* **Your goal**
Select all lines with the string "Obzor" in them, and copy those lines.
◆ ◆ ◆ ◆
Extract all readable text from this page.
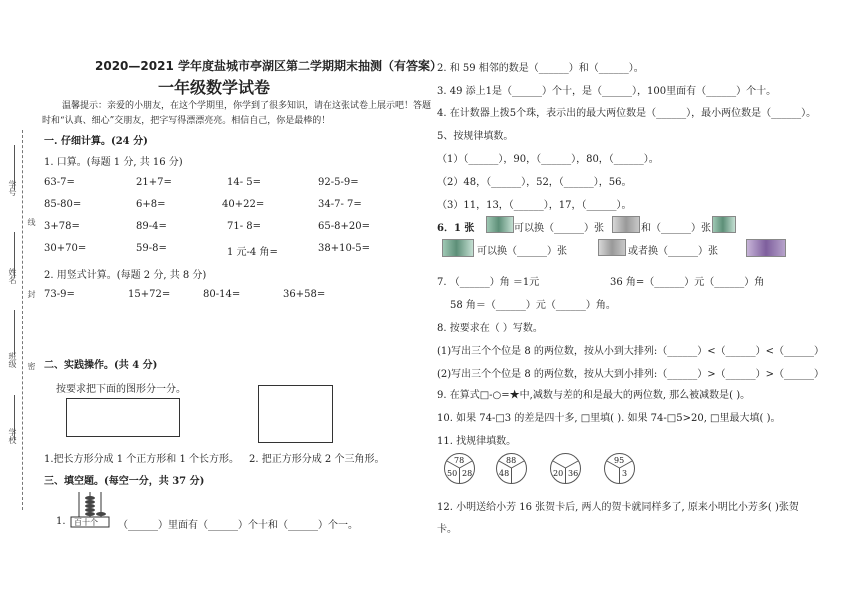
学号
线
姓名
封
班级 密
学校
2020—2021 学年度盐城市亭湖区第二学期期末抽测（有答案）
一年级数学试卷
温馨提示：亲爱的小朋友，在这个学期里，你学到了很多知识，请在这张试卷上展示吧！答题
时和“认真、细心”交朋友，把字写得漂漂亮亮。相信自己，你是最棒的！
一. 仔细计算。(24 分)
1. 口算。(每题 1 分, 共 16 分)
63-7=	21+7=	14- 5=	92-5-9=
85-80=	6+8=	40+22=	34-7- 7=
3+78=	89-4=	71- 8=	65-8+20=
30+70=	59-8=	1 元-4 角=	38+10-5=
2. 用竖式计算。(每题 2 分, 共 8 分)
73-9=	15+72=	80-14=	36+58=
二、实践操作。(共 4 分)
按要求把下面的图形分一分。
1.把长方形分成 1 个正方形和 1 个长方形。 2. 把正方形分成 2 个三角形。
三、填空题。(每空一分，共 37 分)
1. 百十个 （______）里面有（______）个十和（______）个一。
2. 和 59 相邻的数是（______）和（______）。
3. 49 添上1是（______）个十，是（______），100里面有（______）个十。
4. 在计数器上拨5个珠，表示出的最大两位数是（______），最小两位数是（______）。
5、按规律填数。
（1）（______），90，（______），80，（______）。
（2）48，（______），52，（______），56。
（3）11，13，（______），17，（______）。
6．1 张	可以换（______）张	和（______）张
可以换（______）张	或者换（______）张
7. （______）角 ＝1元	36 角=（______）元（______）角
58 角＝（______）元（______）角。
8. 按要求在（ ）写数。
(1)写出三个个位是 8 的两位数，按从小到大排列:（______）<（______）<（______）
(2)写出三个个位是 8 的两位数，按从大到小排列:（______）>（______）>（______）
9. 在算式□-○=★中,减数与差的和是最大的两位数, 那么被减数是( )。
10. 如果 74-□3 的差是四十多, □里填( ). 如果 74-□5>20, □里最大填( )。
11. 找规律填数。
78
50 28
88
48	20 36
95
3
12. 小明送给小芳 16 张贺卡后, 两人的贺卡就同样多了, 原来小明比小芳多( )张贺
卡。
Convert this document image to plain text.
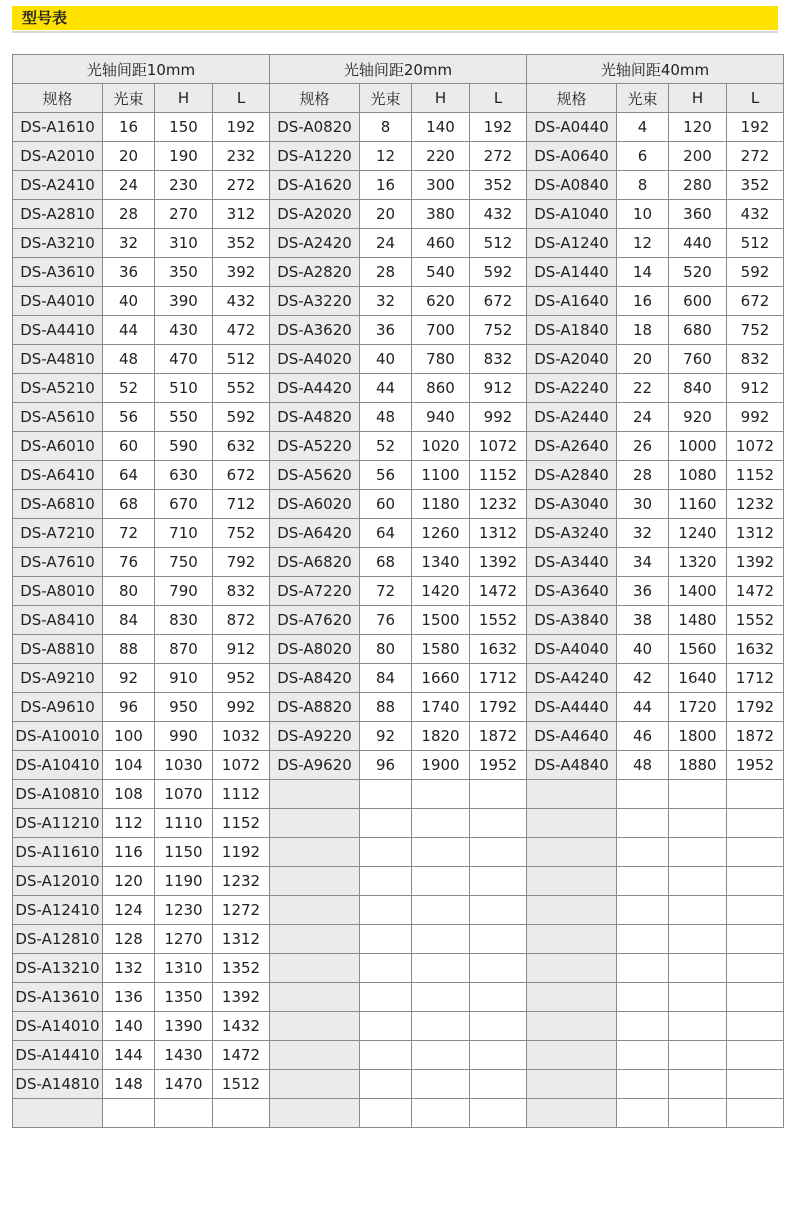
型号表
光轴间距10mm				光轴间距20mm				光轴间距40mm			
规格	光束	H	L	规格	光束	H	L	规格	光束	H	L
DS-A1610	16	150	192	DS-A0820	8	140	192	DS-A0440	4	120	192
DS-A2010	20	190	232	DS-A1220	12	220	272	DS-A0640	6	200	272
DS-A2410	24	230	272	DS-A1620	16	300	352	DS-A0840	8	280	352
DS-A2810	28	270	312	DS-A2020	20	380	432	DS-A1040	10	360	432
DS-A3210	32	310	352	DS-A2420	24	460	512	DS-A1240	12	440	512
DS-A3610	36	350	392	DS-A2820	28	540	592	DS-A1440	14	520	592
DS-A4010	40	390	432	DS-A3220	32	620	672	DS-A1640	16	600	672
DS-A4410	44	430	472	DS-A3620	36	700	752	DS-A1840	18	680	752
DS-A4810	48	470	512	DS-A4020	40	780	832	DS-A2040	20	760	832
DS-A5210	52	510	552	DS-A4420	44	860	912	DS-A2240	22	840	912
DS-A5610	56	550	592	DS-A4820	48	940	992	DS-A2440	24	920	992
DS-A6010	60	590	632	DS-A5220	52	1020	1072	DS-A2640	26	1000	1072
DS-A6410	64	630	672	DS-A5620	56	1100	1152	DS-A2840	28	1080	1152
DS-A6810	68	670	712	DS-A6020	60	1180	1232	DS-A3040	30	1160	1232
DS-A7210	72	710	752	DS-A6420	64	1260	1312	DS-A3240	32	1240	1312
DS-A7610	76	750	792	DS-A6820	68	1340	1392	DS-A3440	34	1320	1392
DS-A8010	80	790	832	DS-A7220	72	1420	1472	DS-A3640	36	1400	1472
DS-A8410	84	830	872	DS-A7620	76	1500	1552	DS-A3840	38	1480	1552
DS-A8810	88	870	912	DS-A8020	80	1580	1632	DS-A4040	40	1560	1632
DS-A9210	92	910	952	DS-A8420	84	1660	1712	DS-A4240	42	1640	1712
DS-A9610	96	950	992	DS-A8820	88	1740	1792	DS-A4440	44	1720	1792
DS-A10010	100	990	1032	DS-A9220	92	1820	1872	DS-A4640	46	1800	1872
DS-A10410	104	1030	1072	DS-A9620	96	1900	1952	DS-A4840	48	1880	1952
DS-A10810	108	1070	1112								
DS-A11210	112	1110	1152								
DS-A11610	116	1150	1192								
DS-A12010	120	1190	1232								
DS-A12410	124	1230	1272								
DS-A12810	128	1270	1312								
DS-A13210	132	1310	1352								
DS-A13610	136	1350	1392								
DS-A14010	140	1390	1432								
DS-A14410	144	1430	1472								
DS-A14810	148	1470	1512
◆ ◆ ◆ ◆
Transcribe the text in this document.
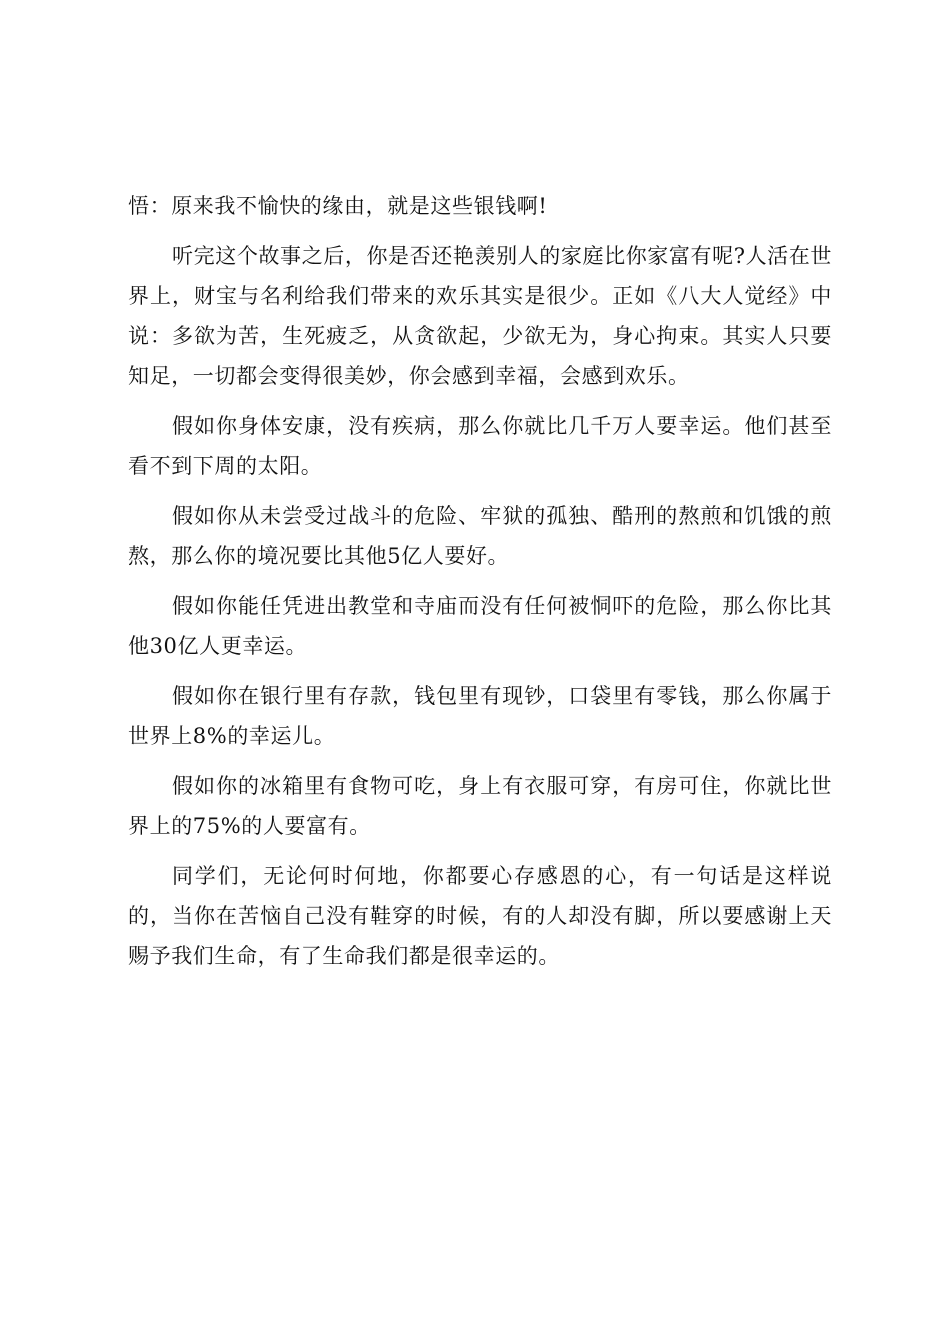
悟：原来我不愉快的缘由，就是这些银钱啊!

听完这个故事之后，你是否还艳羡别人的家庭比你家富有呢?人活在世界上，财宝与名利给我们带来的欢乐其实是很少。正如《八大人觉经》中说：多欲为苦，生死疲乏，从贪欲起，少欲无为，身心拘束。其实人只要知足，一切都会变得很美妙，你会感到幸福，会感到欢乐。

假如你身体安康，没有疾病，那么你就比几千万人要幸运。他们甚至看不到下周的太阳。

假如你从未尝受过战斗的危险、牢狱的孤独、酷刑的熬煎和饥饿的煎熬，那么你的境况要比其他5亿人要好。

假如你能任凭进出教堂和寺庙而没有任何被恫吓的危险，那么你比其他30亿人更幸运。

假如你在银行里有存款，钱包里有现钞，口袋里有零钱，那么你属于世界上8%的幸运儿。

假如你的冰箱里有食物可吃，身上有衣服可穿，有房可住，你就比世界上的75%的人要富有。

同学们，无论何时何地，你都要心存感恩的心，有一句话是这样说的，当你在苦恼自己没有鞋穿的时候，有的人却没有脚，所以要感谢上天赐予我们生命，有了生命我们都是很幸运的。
◆ ◆ ◆ ◆
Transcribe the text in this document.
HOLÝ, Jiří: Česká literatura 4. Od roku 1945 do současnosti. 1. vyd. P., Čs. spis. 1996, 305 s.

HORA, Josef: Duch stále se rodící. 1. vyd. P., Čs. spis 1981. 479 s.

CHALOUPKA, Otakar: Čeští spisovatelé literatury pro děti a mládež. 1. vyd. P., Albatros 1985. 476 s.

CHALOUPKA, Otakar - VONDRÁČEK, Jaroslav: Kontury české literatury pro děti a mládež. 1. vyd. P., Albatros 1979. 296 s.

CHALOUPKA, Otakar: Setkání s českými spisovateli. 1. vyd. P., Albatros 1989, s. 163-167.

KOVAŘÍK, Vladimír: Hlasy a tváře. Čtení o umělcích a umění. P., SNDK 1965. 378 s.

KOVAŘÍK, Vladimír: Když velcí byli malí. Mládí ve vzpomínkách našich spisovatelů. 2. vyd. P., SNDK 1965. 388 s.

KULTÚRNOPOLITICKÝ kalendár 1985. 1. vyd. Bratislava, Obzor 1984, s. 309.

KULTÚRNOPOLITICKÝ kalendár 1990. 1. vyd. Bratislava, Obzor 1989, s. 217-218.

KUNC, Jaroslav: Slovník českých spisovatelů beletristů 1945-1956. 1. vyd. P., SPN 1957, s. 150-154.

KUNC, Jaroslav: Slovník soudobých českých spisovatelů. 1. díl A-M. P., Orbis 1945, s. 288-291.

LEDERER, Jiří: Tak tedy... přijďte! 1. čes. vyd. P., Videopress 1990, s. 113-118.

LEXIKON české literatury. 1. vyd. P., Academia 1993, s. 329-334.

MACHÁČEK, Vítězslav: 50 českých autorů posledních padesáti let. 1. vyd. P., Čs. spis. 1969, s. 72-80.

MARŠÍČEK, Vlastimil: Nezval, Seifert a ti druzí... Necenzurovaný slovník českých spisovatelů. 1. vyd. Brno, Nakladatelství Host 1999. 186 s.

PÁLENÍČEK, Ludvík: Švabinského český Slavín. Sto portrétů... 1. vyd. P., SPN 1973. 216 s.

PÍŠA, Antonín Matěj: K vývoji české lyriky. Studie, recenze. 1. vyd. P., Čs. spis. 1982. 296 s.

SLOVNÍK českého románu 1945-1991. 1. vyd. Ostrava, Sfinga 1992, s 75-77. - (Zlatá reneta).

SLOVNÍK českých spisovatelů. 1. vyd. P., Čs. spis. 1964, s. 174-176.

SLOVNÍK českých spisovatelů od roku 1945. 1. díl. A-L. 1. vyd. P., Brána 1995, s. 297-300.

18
◆ ◆ ◆ ◆
* **Output for this exercise**
KULTÚRNOPOLITICKÝ kalendár 1985. 1. vyd. Bratislava, Obzor 1984, s. 309.
KULTÚRNOPOLITICKÝ kalendár 1990. 1. vyd. Bratislava, Obzor 1989, s. 217-218.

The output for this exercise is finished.